## Given problem
Find the lines of data that contain the string "blive", then list them.

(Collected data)
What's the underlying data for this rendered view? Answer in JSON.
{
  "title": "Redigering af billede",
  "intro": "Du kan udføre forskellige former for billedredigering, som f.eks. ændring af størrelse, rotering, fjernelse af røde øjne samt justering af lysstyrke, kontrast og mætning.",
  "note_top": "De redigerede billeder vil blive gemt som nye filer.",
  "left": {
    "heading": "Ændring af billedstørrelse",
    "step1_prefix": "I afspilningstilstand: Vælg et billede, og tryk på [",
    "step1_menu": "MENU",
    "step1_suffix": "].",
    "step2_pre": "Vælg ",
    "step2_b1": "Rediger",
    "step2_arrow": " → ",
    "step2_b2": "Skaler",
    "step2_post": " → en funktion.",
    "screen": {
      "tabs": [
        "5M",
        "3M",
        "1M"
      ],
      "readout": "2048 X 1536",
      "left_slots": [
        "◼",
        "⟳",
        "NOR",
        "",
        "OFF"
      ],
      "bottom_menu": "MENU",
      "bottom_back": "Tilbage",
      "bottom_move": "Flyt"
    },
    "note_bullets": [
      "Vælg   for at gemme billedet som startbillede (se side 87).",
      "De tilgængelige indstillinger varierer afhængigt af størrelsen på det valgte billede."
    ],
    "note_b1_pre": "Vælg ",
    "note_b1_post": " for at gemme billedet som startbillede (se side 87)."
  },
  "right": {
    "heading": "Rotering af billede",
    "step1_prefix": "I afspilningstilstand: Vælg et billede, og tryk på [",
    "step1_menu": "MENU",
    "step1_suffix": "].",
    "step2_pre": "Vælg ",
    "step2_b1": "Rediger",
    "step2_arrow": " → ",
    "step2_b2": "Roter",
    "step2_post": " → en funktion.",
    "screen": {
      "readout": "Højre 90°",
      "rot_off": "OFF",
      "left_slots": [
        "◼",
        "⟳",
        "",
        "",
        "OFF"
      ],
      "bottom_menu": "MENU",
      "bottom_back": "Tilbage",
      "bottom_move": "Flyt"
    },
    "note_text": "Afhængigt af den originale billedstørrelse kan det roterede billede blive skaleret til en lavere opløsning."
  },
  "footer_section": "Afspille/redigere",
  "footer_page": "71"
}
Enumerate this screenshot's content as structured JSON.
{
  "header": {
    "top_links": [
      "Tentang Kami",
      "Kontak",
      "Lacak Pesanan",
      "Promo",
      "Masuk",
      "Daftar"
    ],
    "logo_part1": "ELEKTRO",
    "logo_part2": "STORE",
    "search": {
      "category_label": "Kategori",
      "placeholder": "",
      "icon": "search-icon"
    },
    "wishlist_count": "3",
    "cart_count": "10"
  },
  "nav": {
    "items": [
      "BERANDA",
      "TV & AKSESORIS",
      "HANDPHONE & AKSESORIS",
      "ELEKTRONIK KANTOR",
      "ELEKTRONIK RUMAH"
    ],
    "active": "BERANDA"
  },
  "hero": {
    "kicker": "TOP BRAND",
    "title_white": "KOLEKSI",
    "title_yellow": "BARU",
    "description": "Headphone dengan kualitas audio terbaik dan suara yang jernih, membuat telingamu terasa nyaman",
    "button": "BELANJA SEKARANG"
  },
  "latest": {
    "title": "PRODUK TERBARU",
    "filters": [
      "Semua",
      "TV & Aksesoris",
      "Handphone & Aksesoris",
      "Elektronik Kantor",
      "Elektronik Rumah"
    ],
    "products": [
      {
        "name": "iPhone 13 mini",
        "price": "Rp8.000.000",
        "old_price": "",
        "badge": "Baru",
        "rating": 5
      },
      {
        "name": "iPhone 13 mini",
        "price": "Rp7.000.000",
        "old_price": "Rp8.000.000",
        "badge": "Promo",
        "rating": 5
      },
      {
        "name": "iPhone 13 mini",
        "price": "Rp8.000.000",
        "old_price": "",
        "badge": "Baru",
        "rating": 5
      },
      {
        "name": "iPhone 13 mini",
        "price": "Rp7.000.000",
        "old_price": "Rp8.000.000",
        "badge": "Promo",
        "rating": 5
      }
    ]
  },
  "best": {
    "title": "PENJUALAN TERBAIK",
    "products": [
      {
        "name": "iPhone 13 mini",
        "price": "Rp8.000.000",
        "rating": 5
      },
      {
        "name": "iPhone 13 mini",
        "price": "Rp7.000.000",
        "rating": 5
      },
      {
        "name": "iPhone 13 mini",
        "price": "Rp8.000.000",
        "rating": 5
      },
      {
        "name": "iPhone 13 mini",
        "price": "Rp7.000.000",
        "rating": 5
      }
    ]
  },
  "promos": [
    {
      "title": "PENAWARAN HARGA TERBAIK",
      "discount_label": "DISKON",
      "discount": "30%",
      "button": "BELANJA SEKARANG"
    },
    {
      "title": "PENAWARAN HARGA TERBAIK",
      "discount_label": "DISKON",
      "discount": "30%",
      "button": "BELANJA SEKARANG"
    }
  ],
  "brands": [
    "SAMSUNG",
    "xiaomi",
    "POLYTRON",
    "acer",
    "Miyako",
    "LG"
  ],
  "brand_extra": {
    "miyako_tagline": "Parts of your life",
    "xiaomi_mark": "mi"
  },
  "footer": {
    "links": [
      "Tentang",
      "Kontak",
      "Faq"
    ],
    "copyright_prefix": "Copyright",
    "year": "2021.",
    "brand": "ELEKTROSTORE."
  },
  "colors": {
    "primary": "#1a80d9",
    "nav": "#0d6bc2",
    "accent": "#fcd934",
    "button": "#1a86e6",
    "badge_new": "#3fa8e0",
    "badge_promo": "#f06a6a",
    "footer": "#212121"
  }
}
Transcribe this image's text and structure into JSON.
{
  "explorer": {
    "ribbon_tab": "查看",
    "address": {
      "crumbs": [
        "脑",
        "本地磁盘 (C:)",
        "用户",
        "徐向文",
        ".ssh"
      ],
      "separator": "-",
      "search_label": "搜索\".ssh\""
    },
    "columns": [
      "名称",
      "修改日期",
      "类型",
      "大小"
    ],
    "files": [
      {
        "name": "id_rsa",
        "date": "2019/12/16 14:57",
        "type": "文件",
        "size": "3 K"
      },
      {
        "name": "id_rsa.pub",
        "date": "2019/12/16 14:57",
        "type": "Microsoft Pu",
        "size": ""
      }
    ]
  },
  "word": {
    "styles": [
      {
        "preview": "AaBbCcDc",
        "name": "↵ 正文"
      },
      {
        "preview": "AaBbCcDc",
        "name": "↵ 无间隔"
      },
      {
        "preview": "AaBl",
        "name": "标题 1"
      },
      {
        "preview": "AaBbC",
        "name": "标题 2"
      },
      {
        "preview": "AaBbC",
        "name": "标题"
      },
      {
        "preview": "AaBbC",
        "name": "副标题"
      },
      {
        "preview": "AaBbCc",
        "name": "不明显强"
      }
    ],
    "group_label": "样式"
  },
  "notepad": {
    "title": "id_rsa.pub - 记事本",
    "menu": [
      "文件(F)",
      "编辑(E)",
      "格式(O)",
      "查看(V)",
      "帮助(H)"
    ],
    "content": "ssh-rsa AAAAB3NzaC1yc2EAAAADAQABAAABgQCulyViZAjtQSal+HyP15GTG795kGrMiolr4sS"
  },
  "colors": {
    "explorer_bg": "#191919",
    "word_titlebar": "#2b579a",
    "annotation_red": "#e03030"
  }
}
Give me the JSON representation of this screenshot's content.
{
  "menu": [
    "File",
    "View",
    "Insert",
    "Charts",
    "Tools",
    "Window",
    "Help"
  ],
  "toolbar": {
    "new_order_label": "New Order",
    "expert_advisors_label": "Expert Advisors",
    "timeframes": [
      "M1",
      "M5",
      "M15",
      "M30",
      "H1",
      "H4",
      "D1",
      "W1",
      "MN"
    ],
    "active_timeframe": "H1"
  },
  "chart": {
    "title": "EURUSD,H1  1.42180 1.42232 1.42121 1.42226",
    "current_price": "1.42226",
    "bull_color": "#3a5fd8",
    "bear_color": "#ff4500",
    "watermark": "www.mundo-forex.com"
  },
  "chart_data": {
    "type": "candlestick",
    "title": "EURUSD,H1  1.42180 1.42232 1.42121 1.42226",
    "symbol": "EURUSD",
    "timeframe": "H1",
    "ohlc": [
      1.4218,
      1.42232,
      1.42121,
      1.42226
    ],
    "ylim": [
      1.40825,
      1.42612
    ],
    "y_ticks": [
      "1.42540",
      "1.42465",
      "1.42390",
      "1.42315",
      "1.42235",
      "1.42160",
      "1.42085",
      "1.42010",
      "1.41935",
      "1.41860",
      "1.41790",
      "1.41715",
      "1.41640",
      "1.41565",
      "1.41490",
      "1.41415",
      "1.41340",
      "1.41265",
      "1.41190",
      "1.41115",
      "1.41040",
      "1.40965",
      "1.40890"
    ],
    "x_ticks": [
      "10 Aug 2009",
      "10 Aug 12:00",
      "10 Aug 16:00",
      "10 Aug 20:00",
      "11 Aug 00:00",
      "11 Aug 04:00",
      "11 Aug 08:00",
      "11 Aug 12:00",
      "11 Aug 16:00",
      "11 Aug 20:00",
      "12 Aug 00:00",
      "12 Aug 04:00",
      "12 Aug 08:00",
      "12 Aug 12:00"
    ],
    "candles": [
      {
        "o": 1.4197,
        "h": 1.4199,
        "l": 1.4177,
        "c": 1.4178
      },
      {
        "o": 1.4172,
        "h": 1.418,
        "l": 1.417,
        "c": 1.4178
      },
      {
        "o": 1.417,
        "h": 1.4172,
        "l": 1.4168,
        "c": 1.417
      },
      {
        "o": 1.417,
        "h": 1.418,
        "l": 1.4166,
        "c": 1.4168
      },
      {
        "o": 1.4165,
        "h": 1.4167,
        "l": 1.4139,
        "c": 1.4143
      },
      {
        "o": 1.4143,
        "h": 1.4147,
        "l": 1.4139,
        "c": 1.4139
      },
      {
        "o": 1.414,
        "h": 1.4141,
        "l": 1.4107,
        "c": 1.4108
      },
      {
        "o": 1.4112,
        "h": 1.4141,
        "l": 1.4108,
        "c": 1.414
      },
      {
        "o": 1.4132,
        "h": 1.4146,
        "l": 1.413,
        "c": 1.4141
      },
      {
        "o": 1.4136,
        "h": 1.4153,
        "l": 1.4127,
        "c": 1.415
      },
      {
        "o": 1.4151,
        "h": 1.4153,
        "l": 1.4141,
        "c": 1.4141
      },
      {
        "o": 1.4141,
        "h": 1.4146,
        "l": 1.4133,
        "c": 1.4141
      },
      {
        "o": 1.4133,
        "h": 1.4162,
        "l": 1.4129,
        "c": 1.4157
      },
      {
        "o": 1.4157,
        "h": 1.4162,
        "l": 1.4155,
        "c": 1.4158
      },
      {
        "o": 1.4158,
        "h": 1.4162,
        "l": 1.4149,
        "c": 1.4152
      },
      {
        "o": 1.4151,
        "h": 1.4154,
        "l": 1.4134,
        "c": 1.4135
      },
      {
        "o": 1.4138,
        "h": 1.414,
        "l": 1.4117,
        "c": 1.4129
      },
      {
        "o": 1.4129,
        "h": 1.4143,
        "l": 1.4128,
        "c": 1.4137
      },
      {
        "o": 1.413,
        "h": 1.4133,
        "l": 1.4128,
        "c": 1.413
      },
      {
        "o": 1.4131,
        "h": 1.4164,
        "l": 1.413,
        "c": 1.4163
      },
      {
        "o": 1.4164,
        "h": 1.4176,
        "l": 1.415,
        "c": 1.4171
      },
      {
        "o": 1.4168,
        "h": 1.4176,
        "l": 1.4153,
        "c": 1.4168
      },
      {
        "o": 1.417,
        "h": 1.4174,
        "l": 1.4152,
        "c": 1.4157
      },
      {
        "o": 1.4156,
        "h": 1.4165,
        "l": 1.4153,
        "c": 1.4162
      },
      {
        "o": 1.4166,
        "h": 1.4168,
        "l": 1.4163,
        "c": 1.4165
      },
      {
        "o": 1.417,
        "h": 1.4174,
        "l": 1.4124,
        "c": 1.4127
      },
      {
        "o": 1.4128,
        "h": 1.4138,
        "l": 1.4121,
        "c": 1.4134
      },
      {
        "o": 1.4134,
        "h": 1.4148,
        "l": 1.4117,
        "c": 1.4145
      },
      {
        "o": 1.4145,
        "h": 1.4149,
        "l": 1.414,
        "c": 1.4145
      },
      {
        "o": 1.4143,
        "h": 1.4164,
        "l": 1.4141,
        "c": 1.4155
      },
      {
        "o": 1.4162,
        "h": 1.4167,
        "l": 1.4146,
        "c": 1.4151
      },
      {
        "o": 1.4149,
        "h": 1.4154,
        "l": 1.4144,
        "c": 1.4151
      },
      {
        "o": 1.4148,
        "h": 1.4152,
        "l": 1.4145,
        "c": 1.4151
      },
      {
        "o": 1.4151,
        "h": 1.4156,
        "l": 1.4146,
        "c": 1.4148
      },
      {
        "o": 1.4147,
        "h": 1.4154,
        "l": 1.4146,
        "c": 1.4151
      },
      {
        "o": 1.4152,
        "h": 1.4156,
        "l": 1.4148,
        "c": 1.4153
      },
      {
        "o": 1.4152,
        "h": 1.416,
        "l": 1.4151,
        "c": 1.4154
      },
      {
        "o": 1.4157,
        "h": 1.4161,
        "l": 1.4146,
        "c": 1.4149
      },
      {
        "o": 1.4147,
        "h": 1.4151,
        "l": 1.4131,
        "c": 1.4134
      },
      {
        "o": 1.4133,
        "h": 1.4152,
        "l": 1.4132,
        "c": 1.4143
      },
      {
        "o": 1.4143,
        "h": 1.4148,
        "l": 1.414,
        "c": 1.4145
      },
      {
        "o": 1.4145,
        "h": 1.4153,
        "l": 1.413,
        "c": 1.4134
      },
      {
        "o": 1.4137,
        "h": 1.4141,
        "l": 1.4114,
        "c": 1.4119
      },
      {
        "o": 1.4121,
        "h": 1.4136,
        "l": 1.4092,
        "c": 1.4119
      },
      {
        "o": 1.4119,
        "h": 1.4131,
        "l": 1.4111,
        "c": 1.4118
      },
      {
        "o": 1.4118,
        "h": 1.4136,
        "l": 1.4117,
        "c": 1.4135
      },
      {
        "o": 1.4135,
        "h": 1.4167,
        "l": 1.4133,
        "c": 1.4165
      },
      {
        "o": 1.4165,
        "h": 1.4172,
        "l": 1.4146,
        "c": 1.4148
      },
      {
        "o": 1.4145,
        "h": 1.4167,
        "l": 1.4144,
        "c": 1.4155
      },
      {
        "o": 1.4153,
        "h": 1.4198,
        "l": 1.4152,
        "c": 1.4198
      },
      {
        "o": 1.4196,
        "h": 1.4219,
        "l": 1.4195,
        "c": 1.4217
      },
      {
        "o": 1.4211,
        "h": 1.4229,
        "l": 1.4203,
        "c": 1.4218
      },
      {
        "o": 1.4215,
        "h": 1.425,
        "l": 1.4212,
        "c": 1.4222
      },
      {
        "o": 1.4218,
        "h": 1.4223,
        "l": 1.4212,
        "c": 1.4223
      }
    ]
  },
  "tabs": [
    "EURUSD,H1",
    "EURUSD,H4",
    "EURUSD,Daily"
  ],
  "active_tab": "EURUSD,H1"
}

## Worked solution
  "note_top": "De redigerede billeder vil blive gemt som nye filer.",
    "note_text": "Afhængigt af den originale billedstørrelse kan det roterede billede blive skaleret til en lavere opløsning."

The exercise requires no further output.